EXERCISE DETAILS:
Find the word "within" in the material below and gather every line that contains it.

[Extracted records]

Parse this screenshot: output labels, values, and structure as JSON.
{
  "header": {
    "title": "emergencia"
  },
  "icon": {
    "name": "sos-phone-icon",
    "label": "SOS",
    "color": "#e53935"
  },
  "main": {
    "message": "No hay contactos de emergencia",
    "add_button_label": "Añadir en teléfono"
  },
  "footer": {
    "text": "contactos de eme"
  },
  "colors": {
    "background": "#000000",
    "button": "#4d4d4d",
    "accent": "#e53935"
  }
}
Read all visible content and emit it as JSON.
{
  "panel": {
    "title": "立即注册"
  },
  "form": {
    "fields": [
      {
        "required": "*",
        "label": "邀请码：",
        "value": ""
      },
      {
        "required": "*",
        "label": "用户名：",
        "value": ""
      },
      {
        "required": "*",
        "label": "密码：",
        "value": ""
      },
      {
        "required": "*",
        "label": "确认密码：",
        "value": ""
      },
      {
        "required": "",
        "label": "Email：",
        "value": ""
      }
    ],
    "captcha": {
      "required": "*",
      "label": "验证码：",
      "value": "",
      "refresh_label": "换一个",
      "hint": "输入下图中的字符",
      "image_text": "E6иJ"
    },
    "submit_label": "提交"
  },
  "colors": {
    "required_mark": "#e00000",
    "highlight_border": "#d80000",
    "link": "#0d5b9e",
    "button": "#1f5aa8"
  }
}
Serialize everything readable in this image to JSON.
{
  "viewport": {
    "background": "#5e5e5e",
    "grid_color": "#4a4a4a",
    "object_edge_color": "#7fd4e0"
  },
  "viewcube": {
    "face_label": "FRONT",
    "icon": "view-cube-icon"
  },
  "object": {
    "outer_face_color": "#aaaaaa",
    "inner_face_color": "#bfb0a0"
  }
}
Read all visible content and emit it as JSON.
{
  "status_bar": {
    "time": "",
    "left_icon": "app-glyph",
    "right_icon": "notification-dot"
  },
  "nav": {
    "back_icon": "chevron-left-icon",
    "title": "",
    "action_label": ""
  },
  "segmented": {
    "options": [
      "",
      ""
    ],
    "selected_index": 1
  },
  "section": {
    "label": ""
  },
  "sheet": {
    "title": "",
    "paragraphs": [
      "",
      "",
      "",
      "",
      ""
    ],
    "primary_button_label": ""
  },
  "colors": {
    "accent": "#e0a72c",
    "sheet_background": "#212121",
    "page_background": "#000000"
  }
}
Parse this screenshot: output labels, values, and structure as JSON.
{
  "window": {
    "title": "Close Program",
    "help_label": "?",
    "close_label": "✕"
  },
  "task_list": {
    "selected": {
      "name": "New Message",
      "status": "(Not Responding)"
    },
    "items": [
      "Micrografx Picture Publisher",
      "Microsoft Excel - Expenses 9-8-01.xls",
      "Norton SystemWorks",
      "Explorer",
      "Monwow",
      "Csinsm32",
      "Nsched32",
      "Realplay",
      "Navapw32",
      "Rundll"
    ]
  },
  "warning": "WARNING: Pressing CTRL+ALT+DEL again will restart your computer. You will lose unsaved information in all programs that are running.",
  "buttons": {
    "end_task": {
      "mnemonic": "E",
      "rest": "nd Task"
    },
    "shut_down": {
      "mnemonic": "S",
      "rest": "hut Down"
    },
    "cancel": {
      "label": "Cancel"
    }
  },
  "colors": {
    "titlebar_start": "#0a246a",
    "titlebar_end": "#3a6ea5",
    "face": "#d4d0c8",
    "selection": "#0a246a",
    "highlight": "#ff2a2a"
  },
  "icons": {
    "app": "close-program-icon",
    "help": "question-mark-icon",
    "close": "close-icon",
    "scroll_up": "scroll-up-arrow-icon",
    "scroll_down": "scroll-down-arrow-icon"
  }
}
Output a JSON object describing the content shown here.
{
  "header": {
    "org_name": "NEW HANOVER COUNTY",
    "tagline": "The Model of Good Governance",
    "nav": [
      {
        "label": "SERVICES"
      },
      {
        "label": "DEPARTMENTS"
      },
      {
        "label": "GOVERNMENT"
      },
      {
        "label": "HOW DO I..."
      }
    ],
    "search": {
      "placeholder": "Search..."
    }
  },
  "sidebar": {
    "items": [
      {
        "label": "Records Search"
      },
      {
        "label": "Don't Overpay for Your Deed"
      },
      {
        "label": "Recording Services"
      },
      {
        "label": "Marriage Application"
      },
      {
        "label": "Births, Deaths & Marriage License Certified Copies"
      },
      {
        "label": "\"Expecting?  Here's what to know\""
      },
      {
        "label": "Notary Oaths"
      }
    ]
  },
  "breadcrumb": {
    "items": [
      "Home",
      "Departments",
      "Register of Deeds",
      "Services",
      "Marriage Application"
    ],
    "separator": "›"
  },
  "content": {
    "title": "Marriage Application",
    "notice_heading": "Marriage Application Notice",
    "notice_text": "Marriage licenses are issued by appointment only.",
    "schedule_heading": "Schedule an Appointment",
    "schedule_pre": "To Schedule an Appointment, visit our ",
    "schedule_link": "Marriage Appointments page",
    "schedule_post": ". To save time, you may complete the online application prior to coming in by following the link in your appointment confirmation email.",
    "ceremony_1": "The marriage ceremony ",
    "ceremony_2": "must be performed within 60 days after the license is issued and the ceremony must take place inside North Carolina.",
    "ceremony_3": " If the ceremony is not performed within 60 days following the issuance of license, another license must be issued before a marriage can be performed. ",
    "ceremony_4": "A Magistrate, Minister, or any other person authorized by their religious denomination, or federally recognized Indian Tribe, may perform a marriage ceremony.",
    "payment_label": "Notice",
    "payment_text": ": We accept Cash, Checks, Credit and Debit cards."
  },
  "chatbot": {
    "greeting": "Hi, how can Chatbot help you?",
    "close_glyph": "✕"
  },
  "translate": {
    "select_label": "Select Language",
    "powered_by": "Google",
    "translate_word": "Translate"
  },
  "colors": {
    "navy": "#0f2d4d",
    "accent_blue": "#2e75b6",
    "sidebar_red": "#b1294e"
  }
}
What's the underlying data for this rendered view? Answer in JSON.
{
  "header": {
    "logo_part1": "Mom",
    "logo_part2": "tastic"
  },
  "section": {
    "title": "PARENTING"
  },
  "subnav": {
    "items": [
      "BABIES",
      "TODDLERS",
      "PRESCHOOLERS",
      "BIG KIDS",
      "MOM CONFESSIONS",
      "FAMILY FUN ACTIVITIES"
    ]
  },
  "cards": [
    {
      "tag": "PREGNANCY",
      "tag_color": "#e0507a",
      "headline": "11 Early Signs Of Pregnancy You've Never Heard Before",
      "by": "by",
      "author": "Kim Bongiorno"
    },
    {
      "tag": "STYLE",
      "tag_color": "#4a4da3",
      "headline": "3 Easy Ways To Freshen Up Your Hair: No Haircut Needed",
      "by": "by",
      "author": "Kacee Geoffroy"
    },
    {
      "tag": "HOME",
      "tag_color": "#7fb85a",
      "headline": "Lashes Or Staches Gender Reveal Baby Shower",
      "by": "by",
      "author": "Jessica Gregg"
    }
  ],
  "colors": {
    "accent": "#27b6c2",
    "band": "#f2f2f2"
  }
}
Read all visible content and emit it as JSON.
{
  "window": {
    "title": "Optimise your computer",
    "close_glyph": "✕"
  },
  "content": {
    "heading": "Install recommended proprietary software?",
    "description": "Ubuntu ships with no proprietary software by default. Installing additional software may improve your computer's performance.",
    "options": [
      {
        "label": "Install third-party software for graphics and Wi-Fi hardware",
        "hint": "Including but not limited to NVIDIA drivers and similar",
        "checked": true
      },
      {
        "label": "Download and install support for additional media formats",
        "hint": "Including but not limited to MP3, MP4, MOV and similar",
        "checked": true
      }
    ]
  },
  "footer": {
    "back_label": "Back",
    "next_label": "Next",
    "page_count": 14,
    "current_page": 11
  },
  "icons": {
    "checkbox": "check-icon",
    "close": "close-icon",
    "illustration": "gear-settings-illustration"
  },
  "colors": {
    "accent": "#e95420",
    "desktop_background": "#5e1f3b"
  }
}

RESPONSE:
    "ceremony_2": "must be performed within 60 days after the license is issued and the ceremony must take place inside North Carolina.",
    "ceremony_3": " If the ceremony is not performed within 60 days following the issuance of license, another license must be issued before a marriage can be performed. ",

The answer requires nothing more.